> **SHORT PROBLEM**: The exercise asks you to copy every line below in which "true" appears.

> **TASK MATERIAL**:
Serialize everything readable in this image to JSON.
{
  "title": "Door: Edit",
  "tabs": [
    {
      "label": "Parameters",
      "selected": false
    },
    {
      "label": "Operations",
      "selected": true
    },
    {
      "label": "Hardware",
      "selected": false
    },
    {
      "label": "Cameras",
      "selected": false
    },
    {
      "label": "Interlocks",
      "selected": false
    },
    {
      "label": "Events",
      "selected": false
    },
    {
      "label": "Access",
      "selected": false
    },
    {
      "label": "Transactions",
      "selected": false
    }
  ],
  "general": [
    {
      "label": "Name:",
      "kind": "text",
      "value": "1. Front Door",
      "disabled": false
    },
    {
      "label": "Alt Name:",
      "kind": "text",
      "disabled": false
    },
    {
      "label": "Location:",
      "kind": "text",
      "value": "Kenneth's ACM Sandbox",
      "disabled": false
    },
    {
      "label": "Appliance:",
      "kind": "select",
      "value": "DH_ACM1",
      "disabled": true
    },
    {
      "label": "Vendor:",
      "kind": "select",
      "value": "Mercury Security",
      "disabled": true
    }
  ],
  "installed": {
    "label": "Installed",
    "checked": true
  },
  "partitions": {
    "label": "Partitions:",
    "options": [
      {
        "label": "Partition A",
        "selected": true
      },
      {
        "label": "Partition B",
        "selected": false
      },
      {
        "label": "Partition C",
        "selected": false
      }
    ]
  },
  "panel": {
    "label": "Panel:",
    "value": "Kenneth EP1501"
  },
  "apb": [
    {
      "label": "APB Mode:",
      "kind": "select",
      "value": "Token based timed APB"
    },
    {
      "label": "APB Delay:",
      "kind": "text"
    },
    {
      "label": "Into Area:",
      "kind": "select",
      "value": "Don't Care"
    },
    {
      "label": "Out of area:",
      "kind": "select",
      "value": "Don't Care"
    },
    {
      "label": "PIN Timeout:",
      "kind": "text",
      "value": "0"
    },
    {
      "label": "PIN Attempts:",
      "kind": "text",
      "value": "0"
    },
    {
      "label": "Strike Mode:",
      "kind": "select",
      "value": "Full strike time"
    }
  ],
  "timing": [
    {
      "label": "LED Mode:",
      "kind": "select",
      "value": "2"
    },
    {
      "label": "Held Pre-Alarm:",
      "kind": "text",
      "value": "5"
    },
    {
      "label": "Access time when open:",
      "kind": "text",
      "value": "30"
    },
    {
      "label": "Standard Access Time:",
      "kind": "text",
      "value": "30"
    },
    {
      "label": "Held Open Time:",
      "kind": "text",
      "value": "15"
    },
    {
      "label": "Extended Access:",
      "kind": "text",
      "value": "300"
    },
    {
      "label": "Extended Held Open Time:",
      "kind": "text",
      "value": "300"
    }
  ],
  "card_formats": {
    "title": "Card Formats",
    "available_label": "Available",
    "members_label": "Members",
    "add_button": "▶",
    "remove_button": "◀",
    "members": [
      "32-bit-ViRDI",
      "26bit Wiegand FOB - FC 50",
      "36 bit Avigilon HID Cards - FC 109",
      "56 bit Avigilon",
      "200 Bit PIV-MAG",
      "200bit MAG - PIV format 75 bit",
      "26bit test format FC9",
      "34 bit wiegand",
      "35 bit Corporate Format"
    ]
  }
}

> **THE ANSWER**:
      "selected": true
      "disabled": true
      "disabled": true
    "checked": true
        "selected": true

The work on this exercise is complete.